(The data)

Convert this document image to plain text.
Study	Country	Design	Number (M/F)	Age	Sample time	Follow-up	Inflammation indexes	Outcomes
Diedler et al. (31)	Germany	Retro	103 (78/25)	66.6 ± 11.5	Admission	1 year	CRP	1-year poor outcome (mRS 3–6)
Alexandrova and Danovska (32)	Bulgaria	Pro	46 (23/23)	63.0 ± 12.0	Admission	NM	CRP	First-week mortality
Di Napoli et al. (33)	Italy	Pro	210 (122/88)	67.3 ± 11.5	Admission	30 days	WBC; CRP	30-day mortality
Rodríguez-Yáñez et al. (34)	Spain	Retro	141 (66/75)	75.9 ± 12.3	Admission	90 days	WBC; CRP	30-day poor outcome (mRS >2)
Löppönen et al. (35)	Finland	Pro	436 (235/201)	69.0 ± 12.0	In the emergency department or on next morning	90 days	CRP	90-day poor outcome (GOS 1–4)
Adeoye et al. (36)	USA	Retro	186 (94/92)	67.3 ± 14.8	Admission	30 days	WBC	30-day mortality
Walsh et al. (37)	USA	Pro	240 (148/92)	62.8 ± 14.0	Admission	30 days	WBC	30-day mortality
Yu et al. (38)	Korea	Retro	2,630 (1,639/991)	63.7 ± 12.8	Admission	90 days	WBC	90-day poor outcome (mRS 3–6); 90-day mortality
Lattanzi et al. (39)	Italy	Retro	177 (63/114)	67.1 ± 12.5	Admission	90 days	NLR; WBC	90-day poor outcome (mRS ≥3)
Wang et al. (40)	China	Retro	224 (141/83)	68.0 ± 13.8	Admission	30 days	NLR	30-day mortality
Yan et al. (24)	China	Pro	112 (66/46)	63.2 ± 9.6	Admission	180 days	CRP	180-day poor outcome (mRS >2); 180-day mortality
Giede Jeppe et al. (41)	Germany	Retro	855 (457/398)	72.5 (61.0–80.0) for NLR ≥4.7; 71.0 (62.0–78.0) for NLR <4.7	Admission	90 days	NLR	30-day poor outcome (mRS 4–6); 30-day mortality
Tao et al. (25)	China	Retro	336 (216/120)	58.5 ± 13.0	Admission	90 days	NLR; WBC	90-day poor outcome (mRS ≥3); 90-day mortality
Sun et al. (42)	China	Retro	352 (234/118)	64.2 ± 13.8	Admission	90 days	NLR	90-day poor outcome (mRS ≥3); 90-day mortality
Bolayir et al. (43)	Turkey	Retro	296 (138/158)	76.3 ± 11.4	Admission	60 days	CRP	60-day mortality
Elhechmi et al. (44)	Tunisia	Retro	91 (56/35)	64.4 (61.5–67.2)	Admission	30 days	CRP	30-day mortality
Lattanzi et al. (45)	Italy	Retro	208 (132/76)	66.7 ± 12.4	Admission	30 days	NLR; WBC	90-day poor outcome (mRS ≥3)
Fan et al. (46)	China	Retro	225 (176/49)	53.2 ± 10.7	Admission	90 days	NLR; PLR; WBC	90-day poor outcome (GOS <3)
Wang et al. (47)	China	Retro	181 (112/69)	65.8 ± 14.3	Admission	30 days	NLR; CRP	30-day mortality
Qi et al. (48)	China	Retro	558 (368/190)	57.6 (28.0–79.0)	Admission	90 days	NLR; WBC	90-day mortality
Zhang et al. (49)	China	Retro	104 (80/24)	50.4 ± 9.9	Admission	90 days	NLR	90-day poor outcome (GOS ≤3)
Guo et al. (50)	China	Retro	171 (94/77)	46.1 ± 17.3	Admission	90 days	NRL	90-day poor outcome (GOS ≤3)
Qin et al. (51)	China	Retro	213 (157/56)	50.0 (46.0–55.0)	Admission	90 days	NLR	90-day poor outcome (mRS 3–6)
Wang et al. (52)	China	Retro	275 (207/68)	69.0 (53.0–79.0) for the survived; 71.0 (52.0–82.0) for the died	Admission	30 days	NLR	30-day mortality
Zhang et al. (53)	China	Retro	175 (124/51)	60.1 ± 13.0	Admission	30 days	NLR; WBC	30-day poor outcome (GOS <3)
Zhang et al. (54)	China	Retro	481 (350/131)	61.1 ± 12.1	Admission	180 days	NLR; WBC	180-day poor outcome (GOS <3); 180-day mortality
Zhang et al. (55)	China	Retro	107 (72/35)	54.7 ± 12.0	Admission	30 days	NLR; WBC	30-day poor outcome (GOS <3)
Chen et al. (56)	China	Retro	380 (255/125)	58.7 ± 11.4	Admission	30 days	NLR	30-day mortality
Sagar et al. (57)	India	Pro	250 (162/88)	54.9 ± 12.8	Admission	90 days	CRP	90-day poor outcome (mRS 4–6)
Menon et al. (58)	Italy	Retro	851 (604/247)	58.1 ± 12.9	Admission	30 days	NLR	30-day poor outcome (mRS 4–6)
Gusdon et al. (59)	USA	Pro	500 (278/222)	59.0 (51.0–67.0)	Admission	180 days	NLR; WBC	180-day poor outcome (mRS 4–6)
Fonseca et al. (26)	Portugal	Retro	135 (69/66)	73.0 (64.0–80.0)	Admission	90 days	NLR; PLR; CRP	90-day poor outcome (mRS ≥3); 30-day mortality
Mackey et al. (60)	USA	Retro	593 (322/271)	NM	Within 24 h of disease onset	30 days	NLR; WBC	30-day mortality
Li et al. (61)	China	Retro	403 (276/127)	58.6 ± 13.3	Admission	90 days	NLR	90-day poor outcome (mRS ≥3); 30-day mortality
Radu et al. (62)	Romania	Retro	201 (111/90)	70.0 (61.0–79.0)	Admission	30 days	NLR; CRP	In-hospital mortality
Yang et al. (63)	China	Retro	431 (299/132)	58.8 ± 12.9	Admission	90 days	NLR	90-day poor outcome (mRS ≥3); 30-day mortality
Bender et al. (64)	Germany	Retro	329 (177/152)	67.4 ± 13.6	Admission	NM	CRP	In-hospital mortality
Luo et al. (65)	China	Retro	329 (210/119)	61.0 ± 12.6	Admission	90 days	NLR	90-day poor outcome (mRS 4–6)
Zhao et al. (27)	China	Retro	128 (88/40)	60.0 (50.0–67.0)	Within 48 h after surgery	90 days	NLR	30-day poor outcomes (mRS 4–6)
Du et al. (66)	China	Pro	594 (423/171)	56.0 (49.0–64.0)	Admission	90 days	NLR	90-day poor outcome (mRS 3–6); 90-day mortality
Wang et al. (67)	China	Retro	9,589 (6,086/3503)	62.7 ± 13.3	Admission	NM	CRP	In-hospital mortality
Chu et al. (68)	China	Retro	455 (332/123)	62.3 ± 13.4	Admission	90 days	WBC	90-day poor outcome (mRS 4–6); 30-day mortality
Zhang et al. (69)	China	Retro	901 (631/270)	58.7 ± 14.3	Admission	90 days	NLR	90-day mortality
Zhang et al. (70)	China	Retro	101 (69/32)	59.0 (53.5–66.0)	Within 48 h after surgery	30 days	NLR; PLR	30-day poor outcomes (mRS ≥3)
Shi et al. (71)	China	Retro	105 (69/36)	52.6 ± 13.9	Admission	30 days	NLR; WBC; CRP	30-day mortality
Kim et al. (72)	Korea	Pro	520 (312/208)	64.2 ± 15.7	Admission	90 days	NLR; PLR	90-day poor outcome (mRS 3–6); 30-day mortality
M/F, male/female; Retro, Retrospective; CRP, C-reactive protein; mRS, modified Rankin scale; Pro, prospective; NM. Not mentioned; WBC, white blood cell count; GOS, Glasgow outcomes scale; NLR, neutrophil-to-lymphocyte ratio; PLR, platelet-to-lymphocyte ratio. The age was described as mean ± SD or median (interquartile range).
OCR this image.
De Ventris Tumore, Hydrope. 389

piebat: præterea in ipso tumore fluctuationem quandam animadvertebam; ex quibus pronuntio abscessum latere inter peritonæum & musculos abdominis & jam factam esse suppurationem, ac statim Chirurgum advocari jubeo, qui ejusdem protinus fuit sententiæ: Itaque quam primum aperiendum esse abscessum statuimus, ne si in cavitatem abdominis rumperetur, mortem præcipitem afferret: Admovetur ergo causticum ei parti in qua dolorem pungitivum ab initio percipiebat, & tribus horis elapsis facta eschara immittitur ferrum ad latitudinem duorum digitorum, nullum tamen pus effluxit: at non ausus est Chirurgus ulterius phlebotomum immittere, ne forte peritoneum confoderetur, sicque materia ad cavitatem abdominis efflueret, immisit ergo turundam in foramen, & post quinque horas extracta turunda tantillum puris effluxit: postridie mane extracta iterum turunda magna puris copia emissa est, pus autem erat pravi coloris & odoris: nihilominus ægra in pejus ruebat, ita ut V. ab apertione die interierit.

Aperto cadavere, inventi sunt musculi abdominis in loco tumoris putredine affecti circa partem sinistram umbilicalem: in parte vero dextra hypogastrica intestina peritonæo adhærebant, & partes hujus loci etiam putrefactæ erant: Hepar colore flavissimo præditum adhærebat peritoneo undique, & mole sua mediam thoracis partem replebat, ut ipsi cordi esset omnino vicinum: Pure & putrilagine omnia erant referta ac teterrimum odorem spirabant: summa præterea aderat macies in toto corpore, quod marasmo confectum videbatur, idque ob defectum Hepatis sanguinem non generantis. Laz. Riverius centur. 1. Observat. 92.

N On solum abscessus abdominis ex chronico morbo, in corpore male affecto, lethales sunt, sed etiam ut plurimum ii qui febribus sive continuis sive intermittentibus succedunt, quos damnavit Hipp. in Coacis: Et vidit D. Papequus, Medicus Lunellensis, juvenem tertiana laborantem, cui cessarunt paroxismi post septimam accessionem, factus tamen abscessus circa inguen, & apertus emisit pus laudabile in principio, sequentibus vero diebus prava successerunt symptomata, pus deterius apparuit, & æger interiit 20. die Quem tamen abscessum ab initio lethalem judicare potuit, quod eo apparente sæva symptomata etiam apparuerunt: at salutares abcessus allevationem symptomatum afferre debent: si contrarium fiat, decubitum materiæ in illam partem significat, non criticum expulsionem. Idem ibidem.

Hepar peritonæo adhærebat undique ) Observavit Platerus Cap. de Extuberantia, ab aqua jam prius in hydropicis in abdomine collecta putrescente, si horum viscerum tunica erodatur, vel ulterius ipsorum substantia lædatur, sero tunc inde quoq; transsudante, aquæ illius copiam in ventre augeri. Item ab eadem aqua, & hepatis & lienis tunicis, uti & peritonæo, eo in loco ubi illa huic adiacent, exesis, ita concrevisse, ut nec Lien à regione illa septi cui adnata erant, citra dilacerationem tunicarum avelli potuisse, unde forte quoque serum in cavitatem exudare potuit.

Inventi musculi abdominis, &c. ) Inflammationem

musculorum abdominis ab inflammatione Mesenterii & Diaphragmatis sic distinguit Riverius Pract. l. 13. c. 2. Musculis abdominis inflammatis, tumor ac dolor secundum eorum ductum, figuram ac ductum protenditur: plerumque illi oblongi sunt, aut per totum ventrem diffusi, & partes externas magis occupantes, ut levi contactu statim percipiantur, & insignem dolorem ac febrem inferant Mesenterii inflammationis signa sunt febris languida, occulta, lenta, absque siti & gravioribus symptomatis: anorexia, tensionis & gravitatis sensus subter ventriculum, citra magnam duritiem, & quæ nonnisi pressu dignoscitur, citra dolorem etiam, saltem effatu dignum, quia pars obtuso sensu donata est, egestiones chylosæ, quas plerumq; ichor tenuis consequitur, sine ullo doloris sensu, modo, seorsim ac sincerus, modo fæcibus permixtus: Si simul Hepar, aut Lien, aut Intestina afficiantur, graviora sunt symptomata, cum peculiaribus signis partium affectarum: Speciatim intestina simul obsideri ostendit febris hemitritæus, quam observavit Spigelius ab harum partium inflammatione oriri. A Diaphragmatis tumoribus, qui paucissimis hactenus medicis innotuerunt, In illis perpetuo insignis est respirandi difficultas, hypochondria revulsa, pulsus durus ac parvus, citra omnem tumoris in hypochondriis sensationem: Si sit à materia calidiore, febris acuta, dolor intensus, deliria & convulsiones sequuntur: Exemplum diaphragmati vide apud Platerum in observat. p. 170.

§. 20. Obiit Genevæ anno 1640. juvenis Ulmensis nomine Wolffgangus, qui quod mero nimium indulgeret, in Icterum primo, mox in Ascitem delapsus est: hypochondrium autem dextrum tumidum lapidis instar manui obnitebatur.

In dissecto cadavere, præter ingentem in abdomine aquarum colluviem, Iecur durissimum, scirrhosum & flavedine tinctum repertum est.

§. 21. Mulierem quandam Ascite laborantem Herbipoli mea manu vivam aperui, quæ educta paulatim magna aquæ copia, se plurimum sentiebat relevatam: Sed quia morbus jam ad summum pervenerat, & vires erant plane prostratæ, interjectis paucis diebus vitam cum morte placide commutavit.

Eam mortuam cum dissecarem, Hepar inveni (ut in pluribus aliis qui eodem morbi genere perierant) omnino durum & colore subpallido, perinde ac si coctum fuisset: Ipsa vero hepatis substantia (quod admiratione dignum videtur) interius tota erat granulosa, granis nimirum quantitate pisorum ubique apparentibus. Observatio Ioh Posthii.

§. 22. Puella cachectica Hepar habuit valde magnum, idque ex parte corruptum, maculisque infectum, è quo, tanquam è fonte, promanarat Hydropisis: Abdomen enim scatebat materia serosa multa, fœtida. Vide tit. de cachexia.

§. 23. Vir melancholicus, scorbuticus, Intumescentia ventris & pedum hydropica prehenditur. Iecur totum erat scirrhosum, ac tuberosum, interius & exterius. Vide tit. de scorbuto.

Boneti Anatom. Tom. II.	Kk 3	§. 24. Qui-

(End The data)

> [Work order]:
Your answer should consist of the lines above that hold the word "omnino".

> [Written solution]:
Aperto cadavere, inventi sunt musculi abdominis in loco tumoris putredine affecti circa partem sinistram umbilicalem: in parte vero dextra hypogastrica intestina peritonæo adhærebant, & partes hujus loci etiam putrefactæ erant: Hepar colore flavissimo præditum adhærebat peritoneo undique, & mole sua mediam thoracis partem replebat, ut ipsi cordi esset omnino vicinum: Pure & putrilagine omnia erant referta ac teterrimum odorem spirabant: summa præterea aderat macies in toto corpore, quod marasmo confectum videbatur, idque ob defectum Hepatis sanguinem non generantis. Laz. Riverius centur. 1. Observat. 92.
Eam mortuam cum dissecarem, Hepar inveni (ut in pluribus aliis qui eodem morbi genere perierant) omnino durum & colore subpallido, perinde ac si coctum fuisset: Ipsa vero hepatis substantia (quod admiratione dignum videtur) interius tota erat granulosa, granis nimirum quantitate pisorum ubique apparentibus. Observatio Ioh Posthii.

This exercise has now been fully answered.